Starting at the line below that contains "Transcribe this image's", print each line through the end of the records exactly as it appears.
══════════
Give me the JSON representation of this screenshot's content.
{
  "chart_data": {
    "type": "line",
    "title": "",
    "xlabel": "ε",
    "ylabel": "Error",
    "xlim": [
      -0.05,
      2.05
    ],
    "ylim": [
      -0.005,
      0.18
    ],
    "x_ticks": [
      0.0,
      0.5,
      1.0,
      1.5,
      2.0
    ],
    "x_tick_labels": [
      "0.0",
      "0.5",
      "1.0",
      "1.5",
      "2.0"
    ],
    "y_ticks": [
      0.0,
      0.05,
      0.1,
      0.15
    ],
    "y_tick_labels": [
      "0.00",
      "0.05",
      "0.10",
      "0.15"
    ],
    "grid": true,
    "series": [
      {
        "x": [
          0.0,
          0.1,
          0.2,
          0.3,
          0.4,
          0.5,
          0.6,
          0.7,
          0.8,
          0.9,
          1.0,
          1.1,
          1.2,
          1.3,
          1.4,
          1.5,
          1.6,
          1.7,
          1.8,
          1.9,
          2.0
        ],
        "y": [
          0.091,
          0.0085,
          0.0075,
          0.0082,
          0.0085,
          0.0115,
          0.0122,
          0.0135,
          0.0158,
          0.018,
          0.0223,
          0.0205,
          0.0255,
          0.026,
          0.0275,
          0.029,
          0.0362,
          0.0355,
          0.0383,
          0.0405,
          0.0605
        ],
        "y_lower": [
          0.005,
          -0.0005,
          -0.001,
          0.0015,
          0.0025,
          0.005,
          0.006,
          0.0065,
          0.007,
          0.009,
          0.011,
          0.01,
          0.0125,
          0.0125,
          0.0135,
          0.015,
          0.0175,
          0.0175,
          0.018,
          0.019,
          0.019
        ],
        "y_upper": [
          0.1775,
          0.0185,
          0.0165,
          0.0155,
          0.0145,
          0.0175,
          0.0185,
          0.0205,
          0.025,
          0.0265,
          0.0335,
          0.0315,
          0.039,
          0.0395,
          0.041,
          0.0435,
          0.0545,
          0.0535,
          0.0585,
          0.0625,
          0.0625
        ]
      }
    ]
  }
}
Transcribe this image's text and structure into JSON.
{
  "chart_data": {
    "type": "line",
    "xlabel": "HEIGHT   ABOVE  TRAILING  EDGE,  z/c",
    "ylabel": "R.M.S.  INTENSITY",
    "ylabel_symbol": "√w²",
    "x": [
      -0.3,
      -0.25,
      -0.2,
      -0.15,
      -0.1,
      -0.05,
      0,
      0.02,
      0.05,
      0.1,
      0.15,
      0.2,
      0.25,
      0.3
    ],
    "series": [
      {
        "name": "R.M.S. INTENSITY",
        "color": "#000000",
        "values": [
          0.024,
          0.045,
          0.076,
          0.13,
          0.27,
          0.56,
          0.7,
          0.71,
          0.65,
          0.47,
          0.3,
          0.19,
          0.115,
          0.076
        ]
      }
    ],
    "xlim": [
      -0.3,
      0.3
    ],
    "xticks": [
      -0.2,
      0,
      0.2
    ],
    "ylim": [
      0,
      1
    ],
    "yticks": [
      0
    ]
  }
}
══════════
_Solution to this problem_:
Transcribe this image's text and structure into JSON.
{
  "chart_data": {
    "type": "line",
    "xlabel": "HEIGHT   ABOVE  TRAILING  EDGE,  z/c",
    "ylabel": "R.M.S.  INTENSITY",
    "ylabel_symbol": "√w²",
    "x": [
      -0.3,
      -0.25,
      -0.2,
      -0.15,
      -0.1,
      -0.05,
      0,
      0.02,
      0.05,
      0.1,
      0.15,
      0.2,
      0.25,
      0.3
    ],
    "series": [
      {
        "name": "R.M.S. INTENSITY",
        "color": "#000000",
        "values": [
          0.024,
          0.045,
          0.076,
          0.13,
          0.27,
          0.56,
          0.7,
          0.71,
          0.65,
          0.47,
          0.3,
          0.19,
          0.115,
          0.076
        ]
      }
    ],
    "xlim": [
      -0.3,
      0.3
    ],
    "xticks": [
      -0.2,
      0,
      0.2
    ],
    "ylim": [
      0,
      1
    ],
    "yticks": [
      0
    ]
  }
}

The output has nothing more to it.